Write every line of the material out exactly as shown.

RECORDS:
################
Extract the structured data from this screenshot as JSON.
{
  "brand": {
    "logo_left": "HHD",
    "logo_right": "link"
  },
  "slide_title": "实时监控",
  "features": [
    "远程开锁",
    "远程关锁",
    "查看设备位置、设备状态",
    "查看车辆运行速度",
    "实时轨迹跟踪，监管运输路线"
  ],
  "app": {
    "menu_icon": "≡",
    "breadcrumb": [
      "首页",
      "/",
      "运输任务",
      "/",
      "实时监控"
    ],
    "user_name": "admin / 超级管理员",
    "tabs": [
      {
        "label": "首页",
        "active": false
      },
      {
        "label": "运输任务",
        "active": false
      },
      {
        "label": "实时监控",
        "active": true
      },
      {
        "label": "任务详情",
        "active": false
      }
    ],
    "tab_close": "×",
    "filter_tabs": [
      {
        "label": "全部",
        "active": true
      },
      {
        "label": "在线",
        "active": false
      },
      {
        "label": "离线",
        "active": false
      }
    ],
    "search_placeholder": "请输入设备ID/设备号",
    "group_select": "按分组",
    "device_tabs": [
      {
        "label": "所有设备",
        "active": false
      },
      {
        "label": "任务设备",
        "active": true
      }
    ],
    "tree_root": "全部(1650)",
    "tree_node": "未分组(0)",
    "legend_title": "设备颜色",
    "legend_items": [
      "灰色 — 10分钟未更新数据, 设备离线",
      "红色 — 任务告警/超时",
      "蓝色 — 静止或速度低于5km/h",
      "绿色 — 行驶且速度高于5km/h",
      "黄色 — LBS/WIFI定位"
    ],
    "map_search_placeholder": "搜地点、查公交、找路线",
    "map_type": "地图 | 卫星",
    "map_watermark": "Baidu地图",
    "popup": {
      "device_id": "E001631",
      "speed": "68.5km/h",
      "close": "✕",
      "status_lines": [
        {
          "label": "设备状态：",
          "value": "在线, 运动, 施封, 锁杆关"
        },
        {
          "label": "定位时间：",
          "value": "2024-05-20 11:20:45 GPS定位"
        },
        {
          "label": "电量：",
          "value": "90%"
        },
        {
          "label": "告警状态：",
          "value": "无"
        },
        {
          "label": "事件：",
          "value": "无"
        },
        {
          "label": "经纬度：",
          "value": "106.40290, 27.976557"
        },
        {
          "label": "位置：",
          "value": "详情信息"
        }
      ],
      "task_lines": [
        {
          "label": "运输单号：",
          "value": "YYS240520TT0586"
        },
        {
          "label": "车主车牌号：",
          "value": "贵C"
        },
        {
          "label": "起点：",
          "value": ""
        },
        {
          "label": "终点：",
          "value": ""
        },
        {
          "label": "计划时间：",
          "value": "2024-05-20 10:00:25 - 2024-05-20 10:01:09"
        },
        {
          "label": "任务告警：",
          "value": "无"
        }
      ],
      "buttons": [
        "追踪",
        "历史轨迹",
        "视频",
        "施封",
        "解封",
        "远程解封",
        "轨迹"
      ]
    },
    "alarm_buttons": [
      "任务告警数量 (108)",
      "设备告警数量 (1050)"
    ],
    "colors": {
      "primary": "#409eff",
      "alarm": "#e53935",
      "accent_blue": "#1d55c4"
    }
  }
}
################
EXERCISE ANSWER:
Extract the structured data from this screenshot as JSON.
{
  "brand": {
    "logo_left": "HHD",
    "logo_right": "link"
  },
  "slide_title": "实时监控",
  "features": [
    "远程开锁",
    "远程关锁",
    "查看设备位置、设备状态",
    "查看车辆运行速度",
    "实时轨迹跟踪，监管运输路线"
  ],
  "app": {
    "menu_icon": "≡",
    "breadcrumb": [
      "首页",
      "/",
      "运输任务",
      "/",
      "实时监控"
    ],
    "user_name": "admin / 超级管理员",
    "tabs": [
      {
        "label": "首页",
        "active": false
      },
      {
        "label": "运输任务",
        "active": false
      },
      {
        "label": "实时监控",
        "active": true
      },
      {
        "label": "任务详情",
        "active": false
      }
    ],
    "tab_close": "×",
    "filter_tabs": [
      {
        "label": "全部",
        "active": true
      },
      {
        "label": "在线",
        "active": false
      },
      {
        "label": "离线",
        "active": false
      }
    ],
    "search_placeholder": "请输入设备ID/设备号",
    "group_select": "按分组",
    "device_tabs": [
      {
        "label": "所有设备",
        "active": false
      },
      {
        "label": "任务设备",
        "active": true
      }
    ],
    "tree_root": "全部(1650)",
    "tree_node": "未分组(0)",
    "legend_title": "设备颜色",
    "legend_items": [
      "灰色 — 10分钟未更新数据, 设备离线",
      "红色 — 任务告警/超时",
      "蓝色 — 静止或速度低于5km/h",
      "绿色 — 行驶且速度高于5km/h",
      "黄色 — LBS/WIFI定位"
    ],
    "map_search_placeholder": "搜地点、查公交、找路线",
    "map_type": "地图 | 卫星",
    "map_watermark": "Baidu地图",
    "popup": {
      "device_id": "E001631",
      "speed": "68.5km/h",
      "close": "✕",
      "status_lines": [
        {
          "label": "设备状态：",
          "value": "在线, 运动, 施封, 锁杆关"
        },
        {
          "label": "定位时间：",
          "value": "2024-05-20 11:20:45 GPS定位"
        },
        {
          "label": "电量：",
          "value": "90%"
        },
        {
          "label": "告警状态：",
          "value": "无"
        },
        {
          "label": "事件：",
          "value": "无"
        },
        {
          "label": "经纬度：",
          "value": "106.40290, 27.976557"
        },
        {
          "label": "位置：",
          "value": "详情信息"
        }
      ],
      "task_lines": [
        {
          "label": "运输单号：",
          "value": "YYS240520TT0586"
        },
        {
          "label": "车主车牌号：",
          "value": "贵C"
        },
        {
          "label": "起点：",
          "value": ""
        },
        {
          "label": "终点：",
          "value": ""
        },
        {
          "label": "计划时间：",
          "value": "2024-05-20 10:00:25 - 2024-05-20 10:01:09"
        },
        {
          "label": "任务告警：",
          "value": "无"
        }
      ],
      "buttons": [
        "追踪",
        "历史轨迹",
        "视频",
        "施封",
        "解封",
        "远程解封",
        "轨迹"
      ]
    },
    "alarm_buttons": [
      "任务告警数量 (108)",
      "设备告警数量 (1050)"
    ],
    "colors": {
      "primary": "#409eff",
      "alarm": "#e53935",
      "accent_blue": "#1d55c4"
    }
  }
}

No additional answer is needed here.